>> START RECORDS FOR PROCESSING

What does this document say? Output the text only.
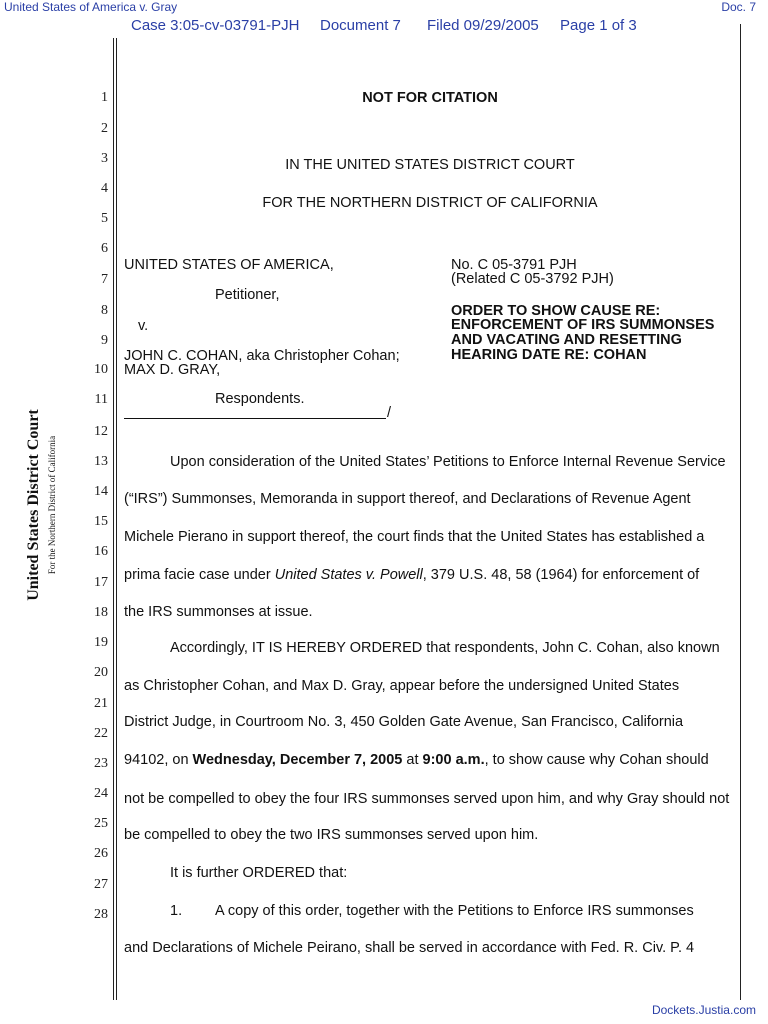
United States of America v. Gray	Doc. 7
Case 3:05-cv-03791-PJH Document 7 Filed 09/29/2005 Page 1 of 3
United States District Court For the Northern District of California
1
2
3
4
5
6
7
8
9
10
11
12
13
14
15
16
17
18
19
20
21
22
23
24
25
26
27
28
NOT FOR CITATION
IN THE UNITED STATES DISTRICT COURT
FOR THE NORTHERN DISTRICT OF CALIFORNIA
UNITED STATES OF AMERICA,
Petitioner,
v.
JOHN C. COHAN, aka Christopher Cohan;
MAX D. GRAY,
Respondents.
/
No. C 05-3791 PJH
(Related C 05-3792 PJH)
ORDER TO SHOW CAUSE RE:
ENFORCEMENT OF IRS SUMMONSES
AND VACATING AND RESETTING
HEARING DATE RE: COHAN
Upon consideration of the United States’ Petitions to Enforce Internal Revenue Service
(“IRS”) Summonses, Memoranda in support thereof, and Declarations of Revenue Agent
Michele Pierano in support thereof, the court finds that the United States has established a
prima facie case under United States v. Powell, 379 U.S. 48, 58 (1964) for enforcement of
the IRS summonses at issue.
Accordingly, IT IS HEREBY ORDERED that respondents, John C. Cohan, also known
as Christopher Cohan, and Max D. Gray, appear before the undersigned United States
District Judge, in Courtroom No. 3, 450 Golden Gate Avenue, San Francisco, California
94102, on Wednesday, December 7, 2005 at 9:00 a.m., to show cause why Cohan should
not be compelled to obey the four IRS summonses served upon him, and why Gray should not
be compelled to obey the two IRS summonses served upon him.
It is further ORDERED that:
1. A copy of this order, together with the Petitions to Enforce IRS summonses
and Declarations of Michele Peirano, shall be served in accordance with Fed. R. Civ. P. 4
Dockets.Justia.com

>> END RECORDS FOR PROCESSING

YOUR OBJECTIVE: Write out the listing above exactly as it stands, pictures excluded.

OUTPUT OF THE EXERCISE:
What does this document say? Output the text only.
United States of America v. Gray	Doc. 7
Case 3:05-cv-03791-PJH Document 7 Filed 09/29/2005 Page 1 of 3
United States District Court For the Northern District of California
1
2
3
4
5
6
7
8
9
10
11
12
13
14
15
16
17
18
19
20
21
22
23
24
25
26
27
28
NOT FOR CITATION
IN THE UNITED STATES DISTRICT COURT
FOR THE NORTHERN DISTRICT OF CALIFORNIA
UNITED STATES OF AMERICA,
Petitioner,
v.
JOHN C. COHAN, aka Christopher Cohan;
MAX D. GRAY,
Respondents.
/
No. C 05-3791 PJH
(Related C 05-3792 PJH)
ORDER TO SHOW CAUSE RE:
ENFORCEMENT OF IRS SUMMONSES
AND VACATING AND RESETTING
HEARING DATE RE: COHAN
Upon consideration of the United States’ Petitions to Enforce Internal Revenue Service
(“IRS”) Summonses, Memoranda in support thereof, and Declarations of Revenue Agent
Michele Pierano in support thereof, the court finds that the United States has established a
prima facie case under United States v. Powell, 379 U.S. 48, 58 (1964) for enforcement of
the IRS summonses at issue.
Accordingly, IT IS HEREBY ORDERED that respondents, John C. Cohan, also known
as Christopher Cohan, and Max D. Gray, appear before the undersigned United States
District Judge, in Courtroom No. 3, 450 Golden Gate Avenue, San Francisco, California
94102, on Wednesday, December 7, 2005 at 9:00 a.m., to show cause why Cohan should
not be compelled to obey the four IRS summonses served upon him, and why Gray should not
be compelled to obey the two IRS summonses served upon him.
It is further ORDERED that:
1. A copy of this order, together with the Petitions to Enforce IRS summonses
and Declarations of Michele Peirano, shall be served in accordance with Fed. R. Civ. P. 4
Dockets.Justia.com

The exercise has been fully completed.